[Saved data entries]
— BEGIN —

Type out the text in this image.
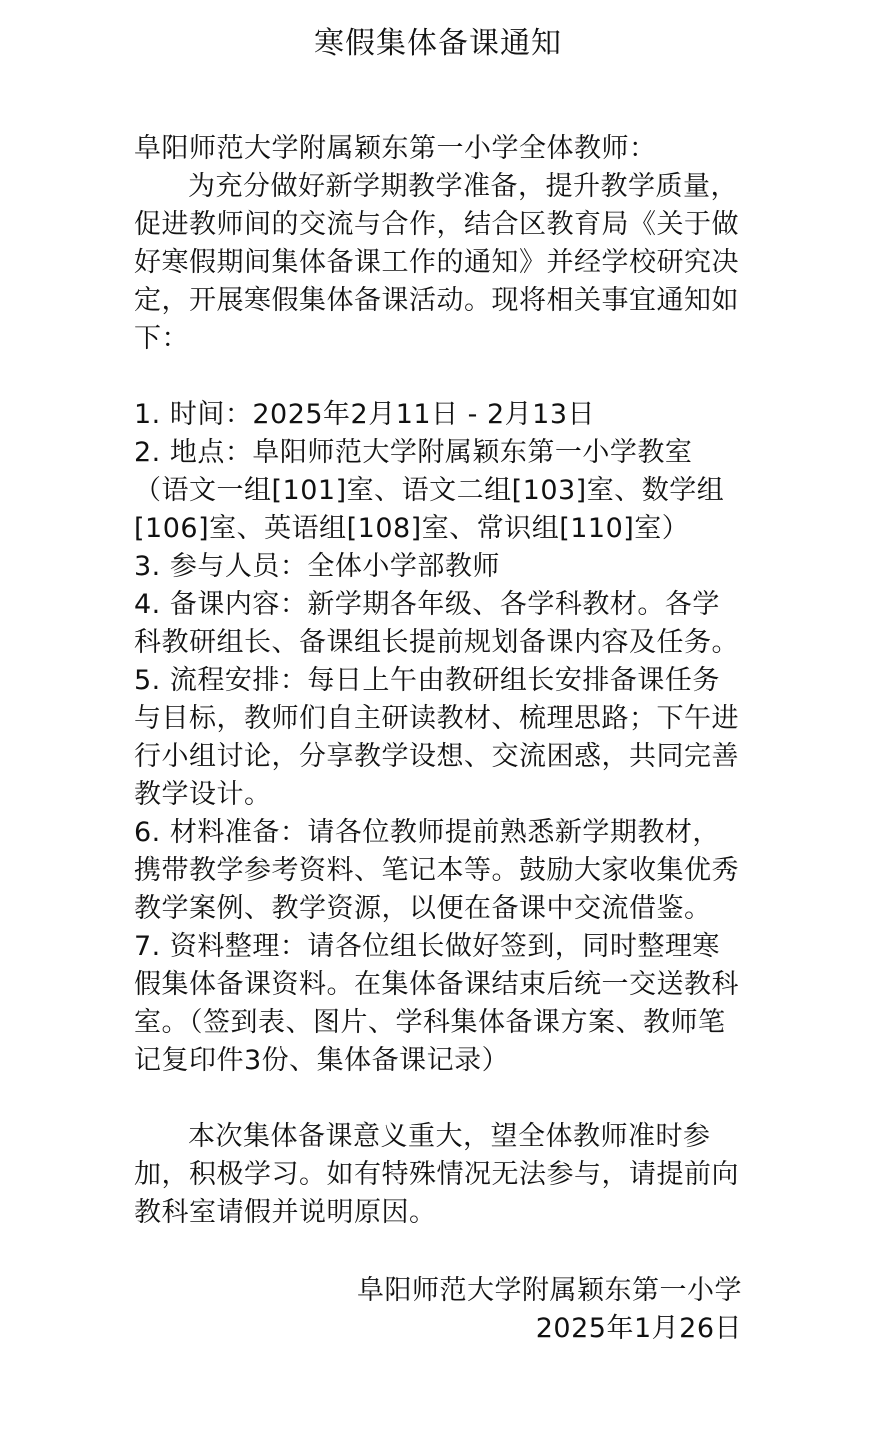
寒假集体备课通知

阜阳师范大学附属颖东第一小学全体教师：

为充分做好新学期教学准备，提升教学质量，促进教师间的交流与合作，结合区教育局《关于做好寒假期间集体备课工作的通知》并经学校研究决定，开展寒假集体备课活动。现将相关事宜通知如下：

1. 时间：2025年2月11日 - 2月13日

2. 地点：阜阳师范大学附属颖东第一小学教室

（语文一组[101]室、语文二组[103]室、数学组[106]室、英语组[108]室、常识组[110]室）

3. 参与人员：全体小学部教师

4. 备课内容：新学期各年级、各学科教材。各学科教研组长、备课组长提前规划备课内容及任务。

5. 流程安排：每日上午由教研组长安排备课任务与目标，教师们自主研读教材、梳理思路；下午进行小组讨论，分享教学设想、交流困惑，共同完善教学设计。

6. 材料准备：请各位教师提前熟悉新学期教材，携带教学参考资料、笔记本等。鼓励大家收集优秀教学案例、教学资源，以便在备课中交流借鉴。

7. 资料整理：请各位组长做好签到，同时整理寒假集体备课资料。在集体备课结束后统一交送教科室。（签到表、图片、学科集体备课方案、教师笔记复印件3份、集体备课记录）

本次集体备课意义重大，望全体教师准时参加，积极学习。如有特殊情况无法参与，请提前向教科室请假并说明原因。

阜阳师范大学附属颖东第一小学

2025年1月26日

— END —

Problem to work on: Your task is to repeat the material above exactly, without its pictures.

Reply:
Type out the text in this image.
寒假集体备课通知

阜阳师范大学附属颖东第一小学全体教师：

为充分做好新学期教学准备，提升教学质量，促进教师间的交流与合作，结合区教育局《关于做好寒假期间集体备课工作的通知》并经学校研究决定，开展寒假集体备课活动。现将相关事宜通知如下：

1. 时间：2025年2月11日 - 2月13日

2. 地点：阜阳师范大学附属颖东第一小学教室

（语文一组[101]室、语文二组[103]室、数学组[106]室、英语组[108]室、常识组[110]室）

3. 参与人员：全体小学部教师

4. 备课内容：新学期各年级、各学科教材。各学科教研组长、备课组长提前规划备课内容及任务。

5. 流程安排：每日上午由教研组长安排备课任务与目标，教师们自主研读教材、梳理思路；下午进行小组讨论，分享教学设想、交流困惑，共同完善教学设计。

6. 材料准备：请各位教师提前熟悉新学期教材，携带教学参考资料、笔记本等。鼓励大家收集优秀教学案例、教学资源，以便在备课中交流借鉴。

7. 资料整理：请各位组长做好签到，同时整理寒假集体备课资料。在集体备课结束后统一交送教科室。（签到表、图片、学科集体备课方案、教师笔记复印件3份、集体备课记录）

本次集体备课意义重大，望全体教师准时参加，积极学习。如有特殊情况无法参与，请提前向教科室请假并说明原因。

阜阳师范大学附属颖东第一小学

2025年1月26日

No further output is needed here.